» EXERCISE BRIEF:
Copy every line of the data below, keeping each character unchanged.

» TASK INPUTS:
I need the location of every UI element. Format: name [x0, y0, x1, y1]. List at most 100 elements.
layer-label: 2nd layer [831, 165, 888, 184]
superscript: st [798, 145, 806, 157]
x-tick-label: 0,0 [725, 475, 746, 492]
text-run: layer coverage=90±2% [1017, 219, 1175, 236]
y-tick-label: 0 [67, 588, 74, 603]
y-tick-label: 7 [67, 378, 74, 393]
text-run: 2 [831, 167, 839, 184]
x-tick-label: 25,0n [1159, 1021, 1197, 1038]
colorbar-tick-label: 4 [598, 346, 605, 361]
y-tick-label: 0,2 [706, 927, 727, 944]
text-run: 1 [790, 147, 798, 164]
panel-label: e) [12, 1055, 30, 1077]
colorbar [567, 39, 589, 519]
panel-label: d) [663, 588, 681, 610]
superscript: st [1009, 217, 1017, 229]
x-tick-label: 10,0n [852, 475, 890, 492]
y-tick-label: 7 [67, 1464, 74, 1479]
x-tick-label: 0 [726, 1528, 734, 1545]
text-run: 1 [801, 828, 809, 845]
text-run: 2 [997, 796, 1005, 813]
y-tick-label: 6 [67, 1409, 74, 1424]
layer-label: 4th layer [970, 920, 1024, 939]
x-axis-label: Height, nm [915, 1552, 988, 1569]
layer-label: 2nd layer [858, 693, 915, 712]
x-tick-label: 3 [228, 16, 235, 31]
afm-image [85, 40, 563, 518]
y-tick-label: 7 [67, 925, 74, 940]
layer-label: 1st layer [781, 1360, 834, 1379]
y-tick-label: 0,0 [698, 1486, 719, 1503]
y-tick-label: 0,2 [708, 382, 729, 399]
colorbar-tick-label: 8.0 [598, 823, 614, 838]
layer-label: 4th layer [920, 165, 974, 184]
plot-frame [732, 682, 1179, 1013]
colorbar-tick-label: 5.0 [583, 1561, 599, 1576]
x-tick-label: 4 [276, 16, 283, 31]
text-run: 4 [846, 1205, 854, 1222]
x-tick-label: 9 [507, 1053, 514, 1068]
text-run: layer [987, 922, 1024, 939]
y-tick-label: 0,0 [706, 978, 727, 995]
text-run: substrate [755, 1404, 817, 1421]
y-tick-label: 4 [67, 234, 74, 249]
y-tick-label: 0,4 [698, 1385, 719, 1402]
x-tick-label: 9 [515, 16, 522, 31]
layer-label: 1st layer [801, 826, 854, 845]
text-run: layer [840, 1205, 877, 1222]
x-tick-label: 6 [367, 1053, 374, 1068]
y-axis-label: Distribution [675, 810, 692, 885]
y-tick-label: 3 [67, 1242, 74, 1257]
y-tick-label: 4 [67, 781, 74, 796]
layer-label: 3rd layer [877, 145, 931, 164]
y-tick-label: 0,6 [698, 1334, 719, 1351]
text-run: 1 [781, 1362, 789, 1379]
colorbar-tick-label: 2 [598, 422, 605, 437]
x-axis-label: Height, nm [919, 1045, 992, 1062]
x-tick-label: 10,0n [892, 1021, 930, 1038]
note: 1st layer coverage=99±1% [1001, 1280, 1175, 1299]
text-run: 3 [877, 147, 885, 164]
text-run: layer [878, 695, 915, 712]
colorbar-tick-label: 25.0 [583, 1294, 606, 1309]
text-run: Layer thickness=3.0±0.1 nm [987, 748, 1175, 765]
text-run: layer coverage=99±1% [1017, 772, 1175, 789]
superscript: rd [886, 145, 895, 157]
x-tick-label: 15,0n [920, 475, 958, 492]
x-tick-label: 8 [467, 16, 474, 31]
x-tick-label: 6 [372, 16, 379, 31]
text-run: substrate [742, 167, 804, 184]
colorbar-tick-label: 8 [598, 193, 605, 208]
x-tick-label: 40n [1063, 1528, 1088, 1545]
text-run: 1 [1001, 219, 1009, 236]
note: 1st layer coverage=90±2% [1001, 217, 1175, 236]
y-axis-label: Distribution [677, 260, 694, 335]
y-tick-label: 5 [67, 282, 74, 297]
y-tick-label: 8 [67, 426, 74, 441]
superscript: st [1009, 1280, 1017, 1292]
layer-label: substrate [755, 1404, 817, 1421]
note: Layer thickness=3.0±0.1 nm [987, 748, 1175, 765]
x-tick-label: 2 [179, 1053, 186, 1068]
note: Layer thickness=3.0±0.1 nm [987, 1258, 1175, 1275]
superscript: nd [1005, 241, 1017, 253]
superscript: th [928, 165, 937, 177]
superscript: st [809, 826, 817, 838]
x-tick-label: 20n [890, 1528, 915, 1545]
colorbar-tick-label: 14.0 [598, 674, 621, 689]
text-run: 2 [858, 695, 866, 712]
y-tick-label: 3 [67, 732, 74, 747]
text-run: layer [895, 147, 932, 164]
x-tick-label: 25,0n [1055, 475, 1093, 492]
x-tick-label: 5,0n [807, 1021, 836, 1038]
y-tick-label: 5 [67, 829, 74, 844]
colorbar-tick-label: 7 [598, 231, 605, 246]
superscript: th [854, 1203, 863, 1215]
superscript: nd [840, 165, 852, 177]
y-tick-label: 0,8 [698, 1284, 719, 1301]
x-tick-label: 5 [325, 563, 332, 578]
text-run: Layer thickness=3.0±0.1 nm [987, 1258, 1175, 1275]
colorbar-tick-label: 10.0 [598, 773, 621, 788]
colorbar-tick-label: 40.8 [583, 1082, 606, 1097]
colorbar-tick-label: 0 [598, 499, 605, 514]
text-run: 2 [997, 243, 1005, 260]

» RIGHT ANSWER:
I need the location of every UI element. Format: name [x0, y0, x1, y1]. List at most 100 elements.
layer-label: 2nd layer [831, 165, 888, 184]
superscript: st [798, 145, 806, 157]
x-tick-label: 0,0 [725, 475, 746, 492]
text-run: layer coverage=90±2% [1017, 219, 1175, 236]
y-tick-label: 0 [67, 588, 74, 603]
y-tick-label: 7 [67, 378, 74, 393]
text-run: 2 [831, 167, 839, 184]
x-tick-label: 25,0n [1159, 1021, 1197, 1038]
colorbar-tick-label: 4 [598, 346, 605, 361]
y-tick-label: 0,2 [706, 927, 727, 944]
text-run: 1 [790, 147, 798, 164]
panel-label: e) [12, 1055, 30, 1077]
colorbar [567, 39, 589, 519]
panel-label: d) [663, 588, 681, 610]
superscript: st [1009, 217, 1017, 229]
x-tick-label: 10,0n [852, 475, 890, 492]
y-tick-label: 7 [67, 1464, 74, 1479]
x-tick-label: 0 [726, 1528, 734, 1545]
text-run: 1 [801, 828, 809, 845]
text-run: 2 [997, 796, 1005, 813]
y-tick-label: 6 [67, 1409, 74, 1424]
layer-label: 4th layer [970, 920, 1024, 939]
x-axis-label: Height, nm [915, 1552, 988, 1569]
layer-label: 2nd layer [858, 693, 915, 712]
x-tick-label: 3 [228, 16, 235, 31]
afm-image [85, 40, 563, 518]
y-tick-label: 7 [67, 925, 74, 940]
layer-label: 1st layer [781, 1360, 834, 1379]
y-tick-label: 0,0 [698, 1486, 719, 1503]
y-tick-label: 0,2 [708, 382, 729, 399]
colorbar-tick-label: 8.0 [598, 823, 614, 838]
layer-label: 4th layer [920, 165, 974, 184]
plot-frame [732, 682, 1179, 1013]
colorbar-tick-label: 5.0 [583, 1561, 599, 1576]
x-tick-label: 4 [276, 16, 283, 31]
text-run: 4 [846, 1205, 854, 1222]
x-tick-label: 9 [507, 1053, 514, 1068]
text-run: layer [987, 922, 1024, 939]
y-tick-label: 0,0 [706, 978, 727, 995]
text-run: substrate [755, 1404, 817, 1421]
y-tick-label: 4 [67, 234, 74, 249]
y-tick-label: 0,4 [698, 1385, 719, 1402]
x-tick-label: 9 [515, 16, 522, 31]
layer-label: 1st layer [801, 826, 854, 845]
text-run: layer [840, 1205, 877, 1222]
x-tick-label: 6 [367, 1053, 374, 1068]
y-axis-label: Distribution [675, 810, 692, 885]
y-tick-label: 3 [67, 1242, 74, 1257]
y-tick-label: 4 [67, 781, 74, 796]
layer-label: 3rd layer [877, 145, 931, 164]
y-tick-label: 0,6 [698, 1334, 719, 1351]
text-run: 1 [781, 1362, 789, 1379]
colorbar-tick-label: 2 [598, 422, 605, 437]
x-axis-label: Height, nm [919, 1045, 992, 1062]
x-tick-label: 10,0n [892, 1021, 930, 1038]
note: 1st layer coverage=99±1% [1001, 1280, 1175, 1299]
text-run: 3 [877, 147, 885, 164]
text-run: layer [878, 695, 915, 712]
colorbar-tick-label: 25.0 [583, 1294, 606, 1309]
text-run: Layer thickness=3.0±0.1 nm [987, 748, 1175, 765]
text-run: layer coverage=99±1% [1017, 772, 1175, 789]
superscript: rd [886, 145, 895, 157]
x-tick-label: 15,0n [920, 475, 958, 492]
x-tick-label: 8 [467, 16, 474, 31]
x-tick-label: 6 [372, 16, 379, 31]
text-run: substrate [742, 167, 804, 184]
colorbar-tick-label: 8 [598, 193, 605, 208]
x-tick-label: 40n [1063, 1528, 1088, 1545]
text-run: 1 [1001, 219, 1009, 236]
note: 1st layer coverage=90±2% [1001, 217, 1175, 236]
y-axis-label: Distribution [677, 260, 694, 335]
y-tick-label: 5 [67, 282, 74, 297]
y-tick-label: 8 [67, 426, 74, 441]
superscript: st [1009, 1280, 1017, 1292]
layer-label: substrate [755, 1404, 817, 1421]
note: Layer thickness=3.0±0.1 nm [987, 748, 1175, 765]
x-tick-label: 2 [179, 1053, 186, 1068]
note: Layer thickness=3.0±0.1 nm [987, 1258, 1175, 1275]
superscript: nd [1005, 241, 1017, 253]
superscript: th [928, 165, 937, 177]
superscript: st [809, 826, 817, 838]
x-tick-label: 20n [890, 1528, 915, 1545]
colorbar-tick-label: 14.0 [598, 674, 621, 689]
text-run: 2 [858, 695, 866, 712]
y-tick-label: 3 [67, 732, 74, 747]
text-run: layer [895, 147, 932, 164]
x-tick-label: 25,0n [1055, 475, 1093, 492]
x-tick-label: 5,0n [807, 1021, 836, 1038]
y-tick-label: 5 [67, 829, 74, 844]
colorbar-tick-label: 7 [598, 231, 605, 246]
superscript: th [854, 1203, 863, 1215]
superscript: nd [840, 165, 852, 177]
y-tick-label: 0,8 [698, 1284, 719, 1301]
x-tick-label: 5 [325, 563, 332, 578]
text-run: Layer thickness=3.0±0.1 nm [987, 1258, 1175, 1275]
colorbar-tick-label: 10.0 [598, 773, 621, 788]
colorbar-tick-label: 40.8 [583, 1082, 606, 1097]
colorbar-tick-label: 0 [598, 499, 605, 514]
text-run: 2 [997, 243, 1005, 260]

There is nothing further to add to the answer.